STORED ROWS:
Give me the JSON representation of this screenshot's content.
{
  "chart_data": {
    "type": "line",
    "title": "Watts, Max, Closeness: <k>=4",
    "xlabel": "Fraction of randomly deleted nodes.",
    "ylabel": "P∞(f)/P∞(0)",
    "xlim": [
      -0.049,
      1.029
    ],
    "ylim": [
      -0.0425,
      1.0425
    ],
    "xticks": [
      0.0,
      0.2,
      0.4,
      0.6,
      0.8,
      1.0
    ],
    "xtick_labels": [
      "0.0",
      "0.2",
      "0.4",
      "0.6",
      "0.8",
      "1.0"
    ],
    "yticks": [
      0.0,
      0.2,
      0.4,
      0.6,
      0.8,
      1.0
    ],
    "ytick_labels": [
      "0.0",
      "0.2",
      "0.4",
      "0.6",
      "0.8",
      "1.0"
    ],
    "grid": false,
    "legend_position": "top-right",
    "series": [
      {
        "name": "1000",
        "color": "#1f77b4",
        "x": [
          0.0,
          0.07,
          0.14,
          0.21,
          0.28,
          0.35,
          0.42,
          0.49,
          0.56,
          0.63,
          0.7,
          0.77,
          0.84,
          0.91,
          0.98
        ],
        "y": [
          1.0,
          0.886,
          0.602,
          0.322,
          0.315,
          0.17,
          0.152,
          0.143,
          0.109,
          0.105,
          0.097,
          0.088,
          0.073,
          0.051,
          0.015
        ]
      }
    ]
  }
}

DIRECTIONS FOR THIS TASK:
Every entry must be output again, exactly as written above.

SOLUTION TO THIS PROBLEM:
Give me the JSON representation of this screenshot's content.
{
  "chart_data": {
    "type": "line",
    "title": "Watts, Max, Closeness: <k>=4",
    "xlabel": "Fraction of randomly deleted nodes.",
    "ylabel": "P∞(f)/P∞(0)",
    "xlim": [
      -0.049,
      1.029
    ],
    "ylim": [
      -0.0425,
      1.0425
    ],
    "xticks": [
      0.0,
      0.2,
      0.4,
      0.6,
      0.8,
      1.0
    ],
    "xtick_labels": [
      "0.0",
      "0.2",
      "0.4",
      "0.6",
      "0.8",
      "1.0"
    ],
    "yticks": [
      0.0,
      0.2,
      0.4,
      0.6,
      0.8,
      1.0
    ],
    "ytick_labels": [
      "0.0",
      "0.2",
      "0.4",
      "0.6",
      "0.8",
      "1.0"
    ],
    "grid": false,
    "legend_position": "top-right",
    "series": [
      {
        "name": "1000",
        "color": "#1f77b4",
        "x": [
          0.0,
          0.07,
          0.14,
          0.21,
          0.28,
          0.35,
          0.42,
          0.49,
          0.56,
          0.63,
          0.7,
          0.77,
          0.84,
          0.91,
          0.98
        ],
        "y": [
          1.0,
          0.886,
          0.602,
          0.322,
          0.315,
          0.17,
          0.152,
          0.143,
          0.109,
          0.105,
          0.097,
          0.088,
          0.073,
          0.051,
          0.015
        ]
      }
    ]
  }
}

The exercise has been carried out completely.